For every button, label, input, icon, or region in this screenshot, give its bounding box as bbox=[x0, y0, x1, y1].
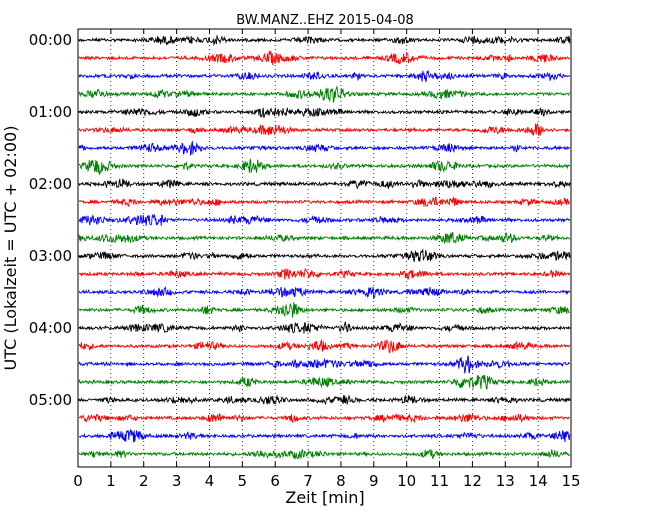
x-tick-label: 9 bbox=[369, 472, 379, 490]
trace-line bbox=[78, 85, 571, 103]
y-tick-label: 04:00 bbox=[29, 319, 72, 337]
trace-line bbox=[78, 122, 571, 136]
trace-line bbox=[78, 412, 570, 424]
plot-frame bbox=[77, 28, 572, 468]
y-tick-label: 02:00 bbox=[29, 175, 72, 193]
trace-line bbox=[78, 195, 570, 208]
trace-line bbox=[78, 321, 571, 334]
x-tick-label: 7 bbox=[303, 472, 313, 490]
trace-line bbox=[78, 35, 571, 46]
chart-title: BW.MANZ..EHZ 2015-04-08 bbox=[236, 13, 414, 28]
trace-line bbox=[78, 286, 571, 300]
trace-line bbox=[78, 374, 571, 390]
trace-line bbox=[78, 339, 571, 354]
trace-line bbox=[78, 50, 571, 66]
x-tick-label: 1 bbox=[106, 472, 116, 490]
x-axis-label: Zeit [min] bbox=[285, 488, 364, 507]
trace-line bbox=[78, 248, 571, 262]
x-tick-label: 11 bbox=[430, 472, 449, 490]
x-tick-label: 12 bbox=[463, 472, 482, 490]
x-tick-label: 10 bbox=[397, 472, 416, 490]
x-tick-label: 0 bbox=[73, 472, 83, 490]
trace-line bbox=[78, 355, 571, 374]
trace-line bbox=[78, 177, 571, 190]
trace-line bbox=[78, 231, 571, 245]
trace-line bbox=[78, 107, 571, 118]
x-tick-label: 3 bbox=[172, 472, 182, 490]
trace-line bbox=[78, 69, 571, 83]
trace-line bbox=[78, 449, 571, 460]
trace-line bbox=[78, 140, 571, 156]
y-tick-label: 03:00 bbox=[29, 247, 72, 265]
x-tick-label: 8 bbox=[336, 472, 346, 490]
x-axis-ticks: 0 1 2 3 4 5 6 7 8 9 10 11 12 13 14 15 bbox=[73, 29, 581, 490]
x-tick-label: 2 bbox=[139, 472, 149, 490]
trace-line bbox=[78, 267, 571, 280]
y-axis-ticks: 00:00 01:00 02:00 03:00 04:00 05:00 bbox=[29, 31, 571, 409]
x-tick-label: 13 bbox=[496, 472, 515, 490]
x-tick-label: 5 bbox=[238, 472, 248, 490]
trace-line bbox=[78, 213, 571, 226]
y-tick-label: 01:00 bbox=[29, 103, 72, 121]
x-tick-label: 4 bbox=[205, 472, 215, 490]
y-axis-label: UTC (Lokalzeit = UTC + 02:00) bbox=[1, 126, 20, 371]
y-tick-label: 05:00 bbox=[29, 391, 72, 409]
x-tick-label: 15 bbox=[561, 472, 580, 490]
trace-line bbox=[78, 394, 571, 406]
x-tick-label: 14 bbox=[529, 472, 548, 490]
trace-line bbox=[78, 428, 571, 443]
trace-line bbox=[78, 158, 571, 176]
traces-group bbox=[78, 35, 571, 460]
y-tick-label: 00:00 bbox=[29, 31, 72, 49]
x-tick-label: 6 bbox=[270, 472, 280, 490]
trace-line bbox=[78, 302, 571, 318]
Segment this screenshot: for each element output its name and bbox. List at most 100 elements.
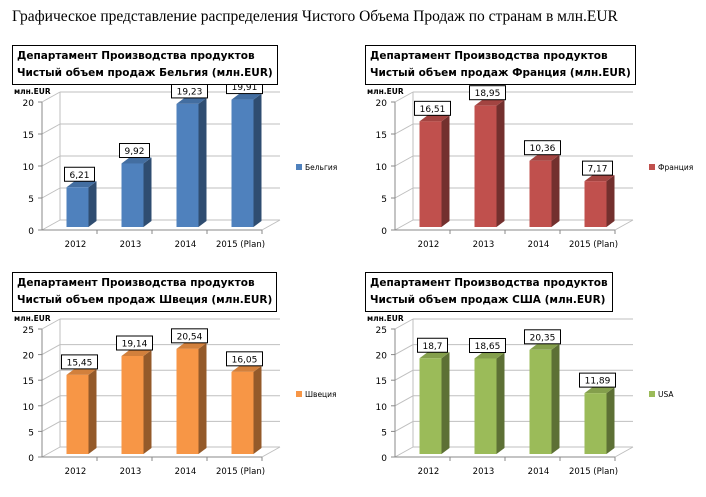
y-tick-label: 10 — [23, 163, 35, 173]
y-axis-label: млн.EUR — [14, 314, 51, 323]
x-tick-label: 2014 — [175, 467, 197, 477]
bar — [419, 121, 442, 227]
chart-title-line1: Департамент Производства продуктов — [370, 50, 608, 62]
gridline-side — [394, 187, 414, 199]
bar-top — [66, 368, 97, 375]
gridline-side — [41, 91, 61, 103]
bar — [231, 371, 254, 454]
bar — [176, 103, 199, 227]
data-label-box — [582, 160, 613, 176]
gridline-side — [394, 420, 414, 432]
x-tick-label: 2012 — [418, 240, 440, 250]
chart-title-box: Департамент Производства продуктов Чисты… — [12, 45, 278, 85]
bar-top — [231, 365, 262, 372]
bar-top — [474, 352, 505, 359]
y-tick-label: 5 — [28, 195, 34, 205]
y-tick-label: 0 — [28, 454, 34, 464]
x-tick-label: 2012 — [418, 467, 440, 477]
legend-swatch — [296, 391, 302, 397]
floor-edge — [614, 219, 634, 231]
data-label: 16,51 — [420, 105, 446, 115]
y-tick-label: 10 — [23, 403, 35, 413]
gridline-side — [41, 395, 61, 407]
bar-top — [121, 157, 152, 164]
chart-svg: 0 5 10 15 20 25 млн.EUR 2012 15,45 2013 19,14 2014 2… — [14, 314, 337, 477]
bar-top — [529, 343, 560, 350]
y-axis-label: млн.EUR — [14, 87, 51, 96]
y-tick-label: 5 — [381, 428, 387, 438]
bar-side — [551, 343, 560, 454]
gridline-side — [394, 344, 414, 356]
gridline-side — [394, 395, 414, 407]
y-axis-label: млн.EUR — [367, 314, 404, 323]
chart-sweden: 0 5 10 15 20 25 млн.EUR 2012 15,45 2013 19,14 2014 2… — [0, 267, 353, 497]
chart-title-box: Департамент Производства продуктов Чисты… — [12, 272, 278, 312]
bar — [231, 99, 254, 227]
gridline-side — [394, 369, 414, 381]
y-tick-label: 20 — [376, 99, 388, 109]
chart-svg: 0 5 10 15 20 25 млн.EUR 2012 18,7 2013 18,65 2014 20… — [367, 314, 674, 477]
data-label-box — [119, 143, 150, 159]
y-tick-label: 5 — [28, 428, 34, 438]
legend-swatch — [649, 391, 655, 397]
bar-side — [143, 157, 152, 227]
data-label: 18,65 — [475, 342, 501, 352]
chart-title-box: Департамент Производства продуктов Чисты… — [365, 272, 613, 312]
y-tick-label: 15 — [23, 377, 34, 387]
chart-title-line2: Чистый объем продаж Бельгия (млн.EUR) — [17, 67, 273, 79]
gridline-side — [394, 446, 414, 458]
bar-top — [529, 154, 560, 161]
y-tick-label: 25 — [23, 326, 34, 336]
legend-label: Франция — [658, 163, 693, 172]
bar-side — [253, 93, 262, 227]
data-label: 20,35 — [530, 333, 556, 343]
data-label: 11,89 — [585, 377, 611, 387]
bar-side — [143, 350, 152, 454]
chart-svg: 0 5 10 15 20 млн.EUR 2012 16,51 2013 18,95 2014 10,… — [367, 85, 693, 250]
x-tick-label: 2014 — [175, 240, 197, 250]
bar — [584, 393, 607, 454]
gridline-side — [41, 123, 61, 135]
y-tick-label: 25 — [376, 326, 387, 336]
data-label-box — [226, 351, 263, 367]
data-label-box — [64, 166, 95, 182]
gridline-side — [41, 219, 61, 231]
data-label-box — [469, 85, 506, 101]
data-label-box — [414, 100, 451, 116]
bar-side — [198, 97, 207, 227]
data-label: 19,91 — [232, 83, 258, 93]
chart-title-line1: Департамент Производства продуктов — [17, 277, 255, 289]
x-tick-label: 2013 — [473, 467, 495, 477]
bar-top — [66, 181, 97, 188]
gridline-side — [394, 155, 414, 167]
data-label: 18,7 — [422, 342, 442, 352]
bar — [121, 356, 144, 454]
data-label: 20,54 — [177, 332, 203, 342]
gridline-side — [41, 369, 61, 381]
chart-title-box: Департамент Производства продуктов Чисты… — [365, 45, 636, 85]
gridline-side — [41, 318, 61, 330]
legend-swatch — [649, 164, 655, 170]
chart-svg: 0 5 10 15 20 млн.EUR 2012 6,21 2013 9,92 2014 19,23… — [14, 79, 337, 250]
chart-usa: 0 5 10 15 20 25 млн.EUR 2012 18,7 2013 18,65 2014 20… — [353, 267, 706, 497]
bar-top — [176, 342, 207, 349]
y-tick-label: 20 — [376, 352, 388, 362]
legend-label: Бельгия — [305, 163, 337, 172]
y-tick-label: 15 — [376, 377, 387, 387]
legend-label: USA — [658, 390, 674, 399]
data-label-box — [61, 354, 98, 370]
data-label-box — [524, 329, 561, 345]
bar-top — [121, 350, 152, 357]
data-label: 6,21 — [69, 171, 89, 181]
y-tick-label: 0 — [28, 227, 34, 237]
y-tick-label: 5 — [381, 195, 387, 205]
bar — [121, 163, 144, 227]
y-tick-label: 0 — [381, 227, 387, 237]
data-label: 10,36 — [530, 144, 556, 154]
bar-top — [584, 387, 615, 394]
data-label-box — [579, 372, 616, 388]
x-tick-label: 2014 — [528, 240, 550, 250]
bar — [176, 348, 199, 454]
bar-side — [88, 368, 97, 454]
y-tick-label: 0 — [381, 454, 387, 464]
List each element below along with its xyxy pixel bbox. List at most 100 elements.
================
**AIM OF THE EXERCISE:** Pick out every line in the items above that contains the string "this", copying each line in full. Case must match.

**CORRECT RESULT:**
For every button, label, input, icon, or region in this screenshot, give its bounding box as bbox=[x0, y0, x1, y1].
Segment this screenshot: for each element output its name and bbox. List at most 100 elements.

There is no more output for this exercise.